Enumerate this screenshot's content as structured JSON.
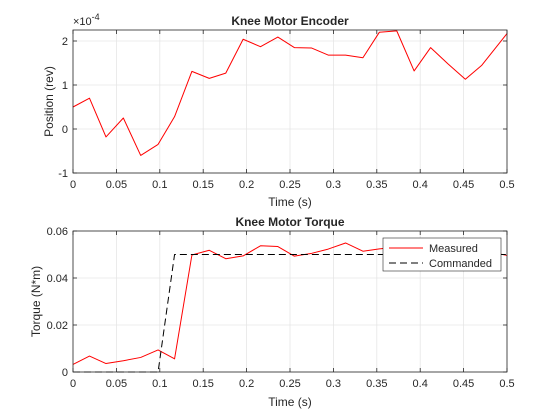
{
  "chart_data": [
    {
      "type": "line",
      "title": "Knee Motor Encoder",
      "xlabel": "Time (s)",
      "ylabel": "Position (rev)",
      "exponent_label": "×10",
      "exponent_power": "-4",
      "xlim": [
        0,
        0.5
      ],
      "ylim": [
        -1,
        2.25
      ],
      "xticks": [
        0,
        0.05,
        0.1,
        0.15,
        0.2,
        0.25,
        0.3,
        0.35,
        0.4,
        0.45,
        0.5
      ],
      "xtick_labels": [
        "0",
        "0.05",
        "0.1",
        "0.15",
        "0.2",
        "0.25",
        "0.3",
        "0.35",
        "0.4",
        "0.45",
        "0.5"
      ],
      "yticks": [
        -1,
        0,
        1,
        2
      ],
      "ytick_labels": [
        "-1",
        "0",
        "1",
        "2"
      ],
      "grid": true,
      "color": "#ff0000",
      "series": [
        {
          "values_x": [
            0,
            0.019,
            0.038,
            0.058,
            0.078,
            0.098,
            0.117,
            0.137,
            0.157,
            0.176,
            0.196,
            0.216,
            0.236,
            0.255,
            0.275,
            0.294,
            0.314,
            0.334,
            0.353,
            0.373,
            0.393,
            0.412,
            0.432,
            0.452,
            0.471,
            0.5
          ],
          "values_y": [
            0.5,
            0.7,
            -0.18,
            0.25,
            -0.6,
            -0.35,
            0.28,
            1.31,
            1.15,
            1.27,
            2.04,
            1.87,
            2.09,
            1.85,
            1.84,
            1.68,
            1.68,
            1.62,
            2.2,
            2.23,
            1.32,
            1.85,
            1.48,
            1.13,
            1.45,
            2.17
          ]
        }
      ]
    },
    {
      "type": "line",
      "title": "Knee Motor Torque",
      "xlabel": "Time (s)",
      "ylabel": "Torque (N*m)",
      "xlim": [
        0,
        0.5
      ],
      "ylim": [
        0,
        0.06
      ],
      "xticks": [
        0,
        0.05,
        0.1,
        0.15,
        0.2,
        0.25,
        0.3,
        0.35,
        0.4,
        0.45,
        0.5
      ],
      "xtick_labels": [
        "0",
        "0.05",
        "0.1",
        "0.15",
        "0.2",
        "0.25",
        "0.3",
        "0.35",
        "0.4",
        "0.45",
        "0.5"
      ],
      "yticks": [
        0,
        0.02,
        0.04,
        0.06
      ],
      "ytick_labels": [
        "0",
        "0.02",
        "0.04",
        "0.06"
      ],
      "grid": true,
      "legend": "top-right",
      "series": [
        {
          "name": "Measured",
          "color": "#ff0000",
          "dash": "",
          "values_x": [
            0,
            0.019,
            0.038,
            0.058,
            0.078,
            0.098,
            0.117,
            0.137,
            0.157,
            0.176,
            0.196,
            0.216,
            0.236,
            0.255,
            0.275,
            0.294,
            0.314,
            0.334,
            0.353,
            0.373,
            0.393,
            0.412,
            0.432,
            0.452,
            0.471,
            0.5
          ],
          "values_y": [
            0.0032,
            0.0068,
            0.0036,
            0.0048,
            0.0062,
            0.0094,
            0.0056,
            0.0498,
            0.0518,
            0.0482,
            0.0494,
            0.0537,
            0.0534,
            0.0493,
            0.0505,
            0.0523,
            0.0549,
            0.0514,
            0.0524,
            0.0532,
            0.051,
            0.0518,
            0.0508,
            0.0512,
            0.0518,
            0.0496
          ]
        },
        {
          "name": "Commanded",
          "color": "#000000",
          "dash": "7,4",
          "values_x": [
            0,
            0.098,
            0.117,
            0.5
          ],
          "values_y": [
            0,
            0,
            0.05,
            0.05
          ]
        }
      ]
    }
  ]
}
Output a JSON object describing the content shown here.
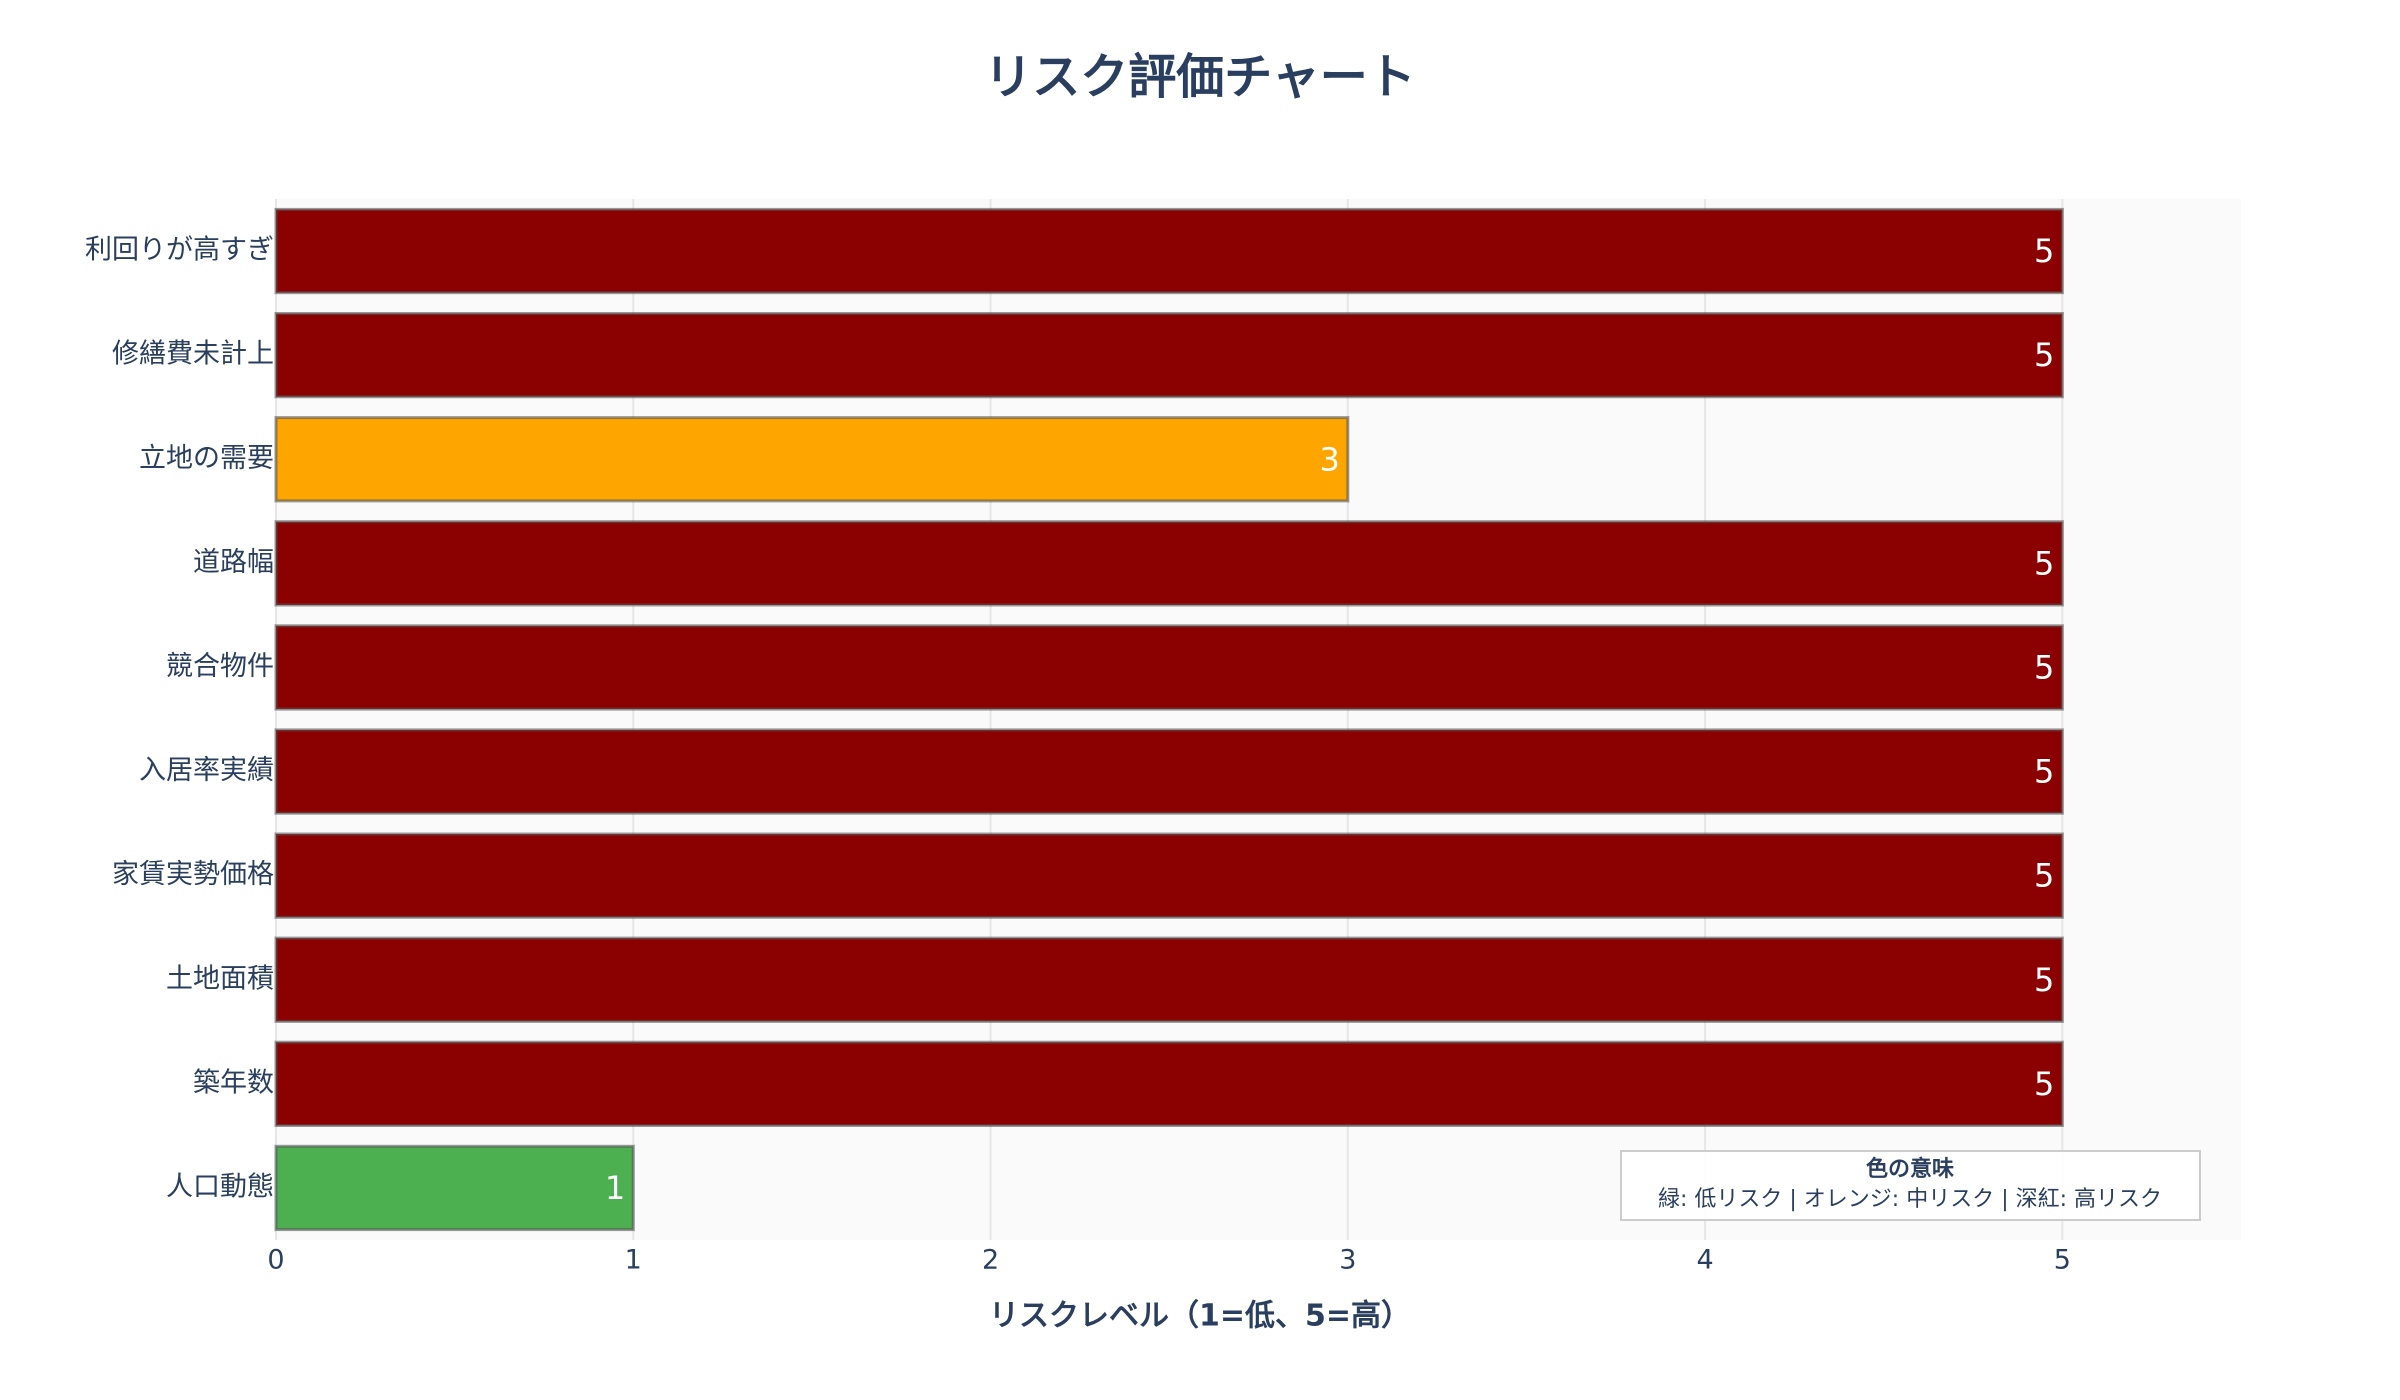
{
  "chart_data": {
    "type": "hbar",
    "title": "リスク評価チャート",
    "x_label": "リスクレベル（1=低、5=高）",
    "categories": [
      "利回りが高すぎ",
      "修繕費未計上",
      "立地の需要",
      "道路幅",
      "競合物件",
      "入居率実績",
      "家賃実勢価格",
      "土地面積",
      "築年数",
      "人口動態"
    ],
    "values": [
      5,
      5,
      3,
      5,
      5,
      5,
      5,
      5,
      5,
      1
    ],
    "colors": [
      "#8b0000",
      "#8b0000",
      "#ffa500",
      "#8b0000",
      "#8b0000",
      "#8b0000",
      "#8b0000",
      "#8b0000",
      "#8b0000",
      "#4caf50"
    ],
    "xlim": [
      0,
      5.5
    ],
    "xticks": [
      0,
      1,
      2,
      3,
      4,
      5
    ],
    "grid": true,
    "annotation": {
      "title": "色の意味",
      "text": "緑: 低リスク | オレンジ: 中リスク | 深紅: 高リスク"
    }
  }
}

◆ EXERCISE OBJECTIVE
All of the entries above should be duplicated exactly, except for the pictures.

◆ RESULT OF THIS EXERCISE
Enumerate this screenshot's content as structured JSON.
{
  "chart_data": [
    {
      "type": "line",
      "title": "Knee Motor Encoder",
      "xlabel": "Time (s)",
      "ylabel": "Position (rev)",
      "exponent_label": "×10",
      "exponent_power": "-4",
      "xlim": [
        0,
        0.5
      ],
      "ylim": [
        -1,
        2.25
      ],
      "xticks": [
        0,
        0.05,
        0.1,
        0.15,
        0.2,
        0.25,
        0.3,
        0.35,
        0.4,
        0.45,
        0.5
      ],
      "xtick_labels": [
        "0",
        "0.05",
        "0.1",
        "0.15",
        "0.2",
        "0.25",
        "0.3",
        "0.35",
        "0.4",
        "0.45",
        "0.5"
      ],
      "yticks": [
        -1,
        0,
        1,
        2
      ],
      "ytick_labels": [
        "-1",
        "0",
        "1",
        "2"
      ],
      "grid": true,
      "color": "#ff0000",
      "series": [
        {
          "values_x": [
            0,
            0.019,
            0.038,
            0.058,
            0.078,
            0.098,
            0.117,
            0.137,
            0.157,
            0.176,
            0.196,
            0.216,
            0.236,
            0.255,
            0.275,
            0.294,
            0.314,
            0.334,
            0.353,
            0.373,
            0.393,
            0.412,
            0.432,
            0.452,
            0.471,
            0.5
          ],
          "values_y": [
            0.5,
            0.7,
            -0.18,
            0.25,
            -0.6,
            -0.35,
            0.28,
            1.31,
            1.15,
            1.27,
            2.04,
            1.87,
            2.09,
            1.85,
            1.84,
            1.68,
            1.68,
            1.62,
            2.2,
            2.23,
            1.32,
            1.85,
            1.48,
            1.13,
            1.45,
            2.17
          ]
        }
      ]
    },
    {
      "type": "line",
      "title": "Knee Motor Torque",
      "xlabel": "Time (s)",
      "ylabel": "Torque (N*m)",
      "xlim": [
        0,
        0.5
      ],
      "ylim": [
        0,
        0.06
      ],
      "xticks": [
        0,
        0.05,
        0.1,
        0.15,
        0.2,
        0.25,
        0.3,
        0.35,
        0.4,
        0.45,
        0.5
      ],
      "xtick_labels": [
        "0",
        "0.05",
        "0.1",
        "0.15",
        "0.2",
        "0.25",
        "0.3",
        "0.35",
        "0.4",
        "0.45",
        "0.5"
      ],
      "yticks": [
        0,
        0.02,
        0.04,
        0.06
      ],
      "ytick_labels": [
        "0",
        "0.02",
        "0.04",
        "0.06"
      ],
      "grid": true,
      "legend": "top-right",
      "series": [
        {
          "name": "Measured",
          "color": "#ff0000",
          "dash": "",
          "values_x": [
            0,
            0.019,
            0.038,
            0.058,
            0.078,
            0.098,
            0.117,
            0.137,
            0.157,
            0.176,
            0.196,
            0.216,
            0.236,
            0.255,
            0.275,
            0.294,
            0.314,
            0.334,
            0.353,
            0.373,
            0.393,
            0.412,
            0.432,
            0.452,
            0.471,
            0.5
          ],
          "values_y": [
            0.0032,
            0.0068,
            0.0036,
            0.0048,
            0.0062,
            0.0094,
            0.0056,
            0.0498,
            0.0518,
            0.0482,
            0.0494,
            0.0537,
            0.0534,
            0.0493,
            0.0505,
            0.0523,
            0.0549,
            0.0514,
            0.0524,
            0.0532,
            0.051,
            0.0518,
            0.0508,
            0.0512,
            0.0518,
            0.0496
          ]
        },
        {
          "name": "Commanded",
          "color": "#000000",
          "dash": "7,4",
          "values_x": [
            0,
            0.098,
            0.117,
            0.5
          ],
          "values_y": [
            0,
            0,
            0.05,
            0.05
          ]
        }
      ]
    }
  ]
}
Output a JSON object describing the content shown here.
{
  "chart_data": {
    "type": "hbar",
    "title": "リスク評価チャート",
    "x_label": "リスクレベル（1=低、5=高）",
    "categories": [
      "利回りが高すぎ",
      "修繕費未計上",
      "立地の需要",
      "道路幅",
      "競合物件",
      "入居率実績",
      "家賃実勢価格",
      "土地面積",
      "築年数",
      "人口動態"
    ],
    "values": [
      5,
      5,
      3,
      5,
      5,
      5,
      5,
      5,
      5,
      1
    ],
    "colors": [
      "#8b0000",
      "#8b0000",
      "#ffa500",
      "#8b0000",
      "#8b0000",
      "#8b0000",
      "#8b0000",
      "#8b0000",
      "#8b0000",
      "#4caf50"
    ],
    "xlim": [
      0,
      5.5
    ],
    "xticks": [
      0,
      1,
      2,
      3,
      4,
      5
    ],
    "grid": true,
    "annotation": {
      "title": "色の意味",
      "text": "緑: 低リスク | オレンジ: 中リスク | 深紅: 高リスク"
    }
  }
}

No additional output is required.